"""

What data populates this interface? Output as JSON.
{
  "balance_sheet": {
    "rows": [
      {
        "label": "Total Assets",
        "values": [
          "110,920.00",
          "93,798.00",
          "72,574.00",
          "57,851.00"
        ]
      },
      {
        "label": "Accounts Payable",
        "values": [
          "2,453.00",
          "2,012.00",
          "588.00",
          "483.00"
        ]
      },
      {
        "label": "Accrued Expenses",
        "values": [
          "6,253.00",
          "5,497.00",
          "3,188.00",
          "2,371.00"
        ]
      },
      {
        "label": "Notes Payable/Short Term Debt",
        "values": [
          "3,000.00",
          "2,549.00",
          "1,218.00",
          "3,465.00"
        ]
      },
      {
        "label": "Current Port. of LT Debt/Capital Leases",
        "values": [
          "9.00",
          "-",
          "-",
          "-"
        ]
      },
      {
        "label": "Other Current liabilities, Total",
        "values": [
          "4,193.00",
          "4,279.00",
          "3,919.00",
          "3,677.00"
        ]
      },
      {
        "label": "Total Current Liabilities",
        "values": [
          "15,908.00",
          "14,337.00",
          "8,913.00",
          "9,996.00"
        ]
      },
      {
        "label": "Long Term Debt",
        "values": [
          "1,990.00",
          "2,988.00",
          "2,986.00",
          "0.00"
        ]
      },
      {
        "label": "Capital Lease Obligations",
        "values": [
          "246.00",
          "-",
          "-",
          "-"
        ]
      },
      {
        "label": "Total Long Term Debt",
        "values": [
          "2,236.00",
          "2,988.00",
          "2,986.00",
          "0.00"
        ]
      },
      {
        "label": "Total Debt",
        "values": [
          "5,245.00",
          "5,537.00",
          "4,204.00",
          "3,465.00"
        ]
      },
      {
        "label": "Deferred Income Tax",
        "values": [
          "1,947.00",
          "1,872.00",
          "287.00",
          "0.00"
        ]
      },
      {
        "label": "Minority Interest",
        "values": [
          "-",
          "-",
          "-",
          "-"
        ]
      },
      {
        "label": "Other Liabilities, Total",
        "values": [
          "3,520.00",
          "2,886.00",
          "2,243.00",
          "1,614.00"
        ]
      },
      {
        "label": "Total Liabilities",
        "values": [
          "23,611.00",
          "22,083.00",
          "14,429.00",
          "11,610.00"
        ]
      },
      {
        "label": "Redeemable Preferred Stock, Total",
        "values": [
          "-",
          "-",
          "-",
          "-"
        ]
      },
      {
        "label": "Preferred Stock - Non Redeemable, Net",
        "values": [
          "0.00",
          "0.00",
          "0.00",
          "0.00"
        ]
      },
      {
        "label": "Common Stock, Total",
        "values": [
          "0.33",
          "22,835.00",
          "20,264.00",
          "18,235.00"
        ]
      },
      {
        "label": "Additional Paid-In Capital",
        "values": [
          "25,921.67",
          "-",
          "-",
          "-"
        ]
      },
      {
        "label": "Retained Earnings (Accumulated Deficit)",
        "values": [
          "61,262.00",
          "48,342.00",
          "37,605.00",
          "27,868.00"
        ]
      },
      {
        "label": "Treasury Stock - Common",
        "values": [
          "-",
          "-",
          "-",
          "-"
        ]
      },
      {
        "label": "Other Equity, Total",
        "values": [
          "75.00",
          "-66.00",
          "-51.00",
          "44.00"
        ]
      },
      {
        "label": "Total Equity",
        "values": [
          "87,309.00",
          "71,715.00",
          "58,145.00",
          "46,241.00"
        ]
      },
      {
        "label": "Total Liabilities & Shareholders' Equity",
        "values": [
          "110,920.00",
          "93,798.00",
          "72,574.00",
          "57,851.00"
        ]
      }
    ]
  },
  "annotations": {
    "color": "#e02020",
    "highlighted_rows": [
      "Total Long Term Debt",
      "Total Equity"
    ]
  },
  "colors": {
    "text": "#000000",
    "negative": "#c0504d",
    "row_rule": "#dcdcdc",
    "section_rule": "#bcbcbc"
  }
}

"""

Given instruction: Retype the data exactly as given.

Response:
What data populates this interface? Output as JSON.
{
  "balance_sheet": {
    "rows": [
      {
        "label": "Total Assets",
        "values": [
          "110,920.00",
          "93,798.00",
          "72,574.00",
          "57,851.00"
        ]
      },
      {
        "label": "Accounts Payable",
        "values": [
          "2,453.00",
          "2,012.00",
          "588.00",
          "483.00"
        ]
      },
      {
        "label": "Accrued Expenses",
        "values": [
          "6,253.00",
          "5,497.00",
          "3,188.00",
          "2,371.00"
        ]
      },
      {
        "label": "Notes Payable/Short Term Debt",
        "values": [
          "3,000.00",
          "2,549.00",
          "1,218.00",
          "3,465.00"
        ]
      },
      {
        "label": "Current Port. of LT Debt/Capital Leases",
        "values": [
          "9.00",
          "-",
          "-",
          "-"
        ]
      },
      {
        "label": "Other Current liabilities, Total",
        "values": [
          "4,193.00",
          "4,279.00",
          "3,919.00",
          "3,677.00"
        ]
      },
      {
        "label": "Total Current Liabilities",
        "values": [
          "15,908.00",
          "14,337.00",
          "8,913.00",
          "9,996.00"
        ]
      },
      {
        "label": "Long Term Debt",
        "values": [
          "1,990.00",
          "2,988.00",
          "2,986.00",
          "0.00"
        ]
      },
      {
        "label": "Capital Lease Obligations",
        "values": [
          "246.00",
          "-",
          "-",
          "-"
        ]
      },
      {
        "label": "Total Long Term Debt",
        "values": [
          "2,236.00",
          "2,988.00",
          "2,986.00",
          "0.00"
        ]
      },
      {
        "label": "Total Debt",
        "values": [
          "5,245.00",
          "5,537.00",
          "4,204.00",
          "3,465.00"
        ]
      },
      {
        "label": "Deferred Income Tax",
        "values": [
          "1,947.00",
          "1,872.00",
          "287.00",
          "0.00"
        ]
      },
      {
        "label": "Minority Interest",
        "values": [
          "-",
          "-",
          "-",
          "-"
        ]
      },
      {
        "label": "Other Liabilities, Total",
        "values": [
          "3,520.00",
          "2,886.00",
          "2,243.00",
          "1,614.00"
        ]
      },
      {
        "label": "Total Liabilities",
        "values": [
          "23,611.00",
          "22,083.00",
          "14,429.00",
          "11,610.00"
        ]
      },
      {
        "label": "Redeemable Preferred Stock, Total",
        "values": [
          "-",
          "-",
          "-",
          "-"
        ]
      },
      {
        "label": "Preferred Stock - Non Redeemable, Net",
        "values": [
          "0.00",
          "0.00",
          "0.00",
          "0.00"
        ]
      },
      {
        "label": "Common Stock, Total",
        "values": [
          "0.33",
          "22,835.00",
          "20,264.00",
          "18,235.00"
        ]
      },
      {
        "label": "Additional Paid-In Capital",
        "values": [
          "25,921.67",
          "-",
          "-",
          "-"
        ]
      },
      {
        "label": "Retained Earnings (Accumulated Deficit)",
        "values": [
          "61,262.00",
          "48,342.00",
          "37,605.00",
          "27,868.00"
        ]
      },
      {
        "label": "Treasury Stock - Common",
        "values": [
          "-",
          "-",
          "-",
          "-"
        ]
      },
      {
        "label": "Other Equity, Total",
        "values": [
          "75.00",
          "-66.00",
          "-51.00",
          "44.00"
        ]
      },
      {
        "label": "Total Equity",
        "values": [
          "87,309.00",
          "71,715.00",
          "58,145.00",
          "46,241.00"
        ]
      },
      {
        "label": "Total Liabilities & Shareholders' Equity",
        "values": [
          "110,920.00",
          "93,798.00",
          "72,574.00",
          "57,851.00"
        ]
      }
    ]
  },
  "annotations": {
    "color": "#e02020",
    "highlighted_rows": [
      "Total Long Term Debt",
      "Total Equity"
    ]
  },
  "colors": {
    "text": "#000000",
    "negative": "#c0504d",
    "row_rule": "#dcdcdc",
    "section_rule": "#bcbcbc"
  }
}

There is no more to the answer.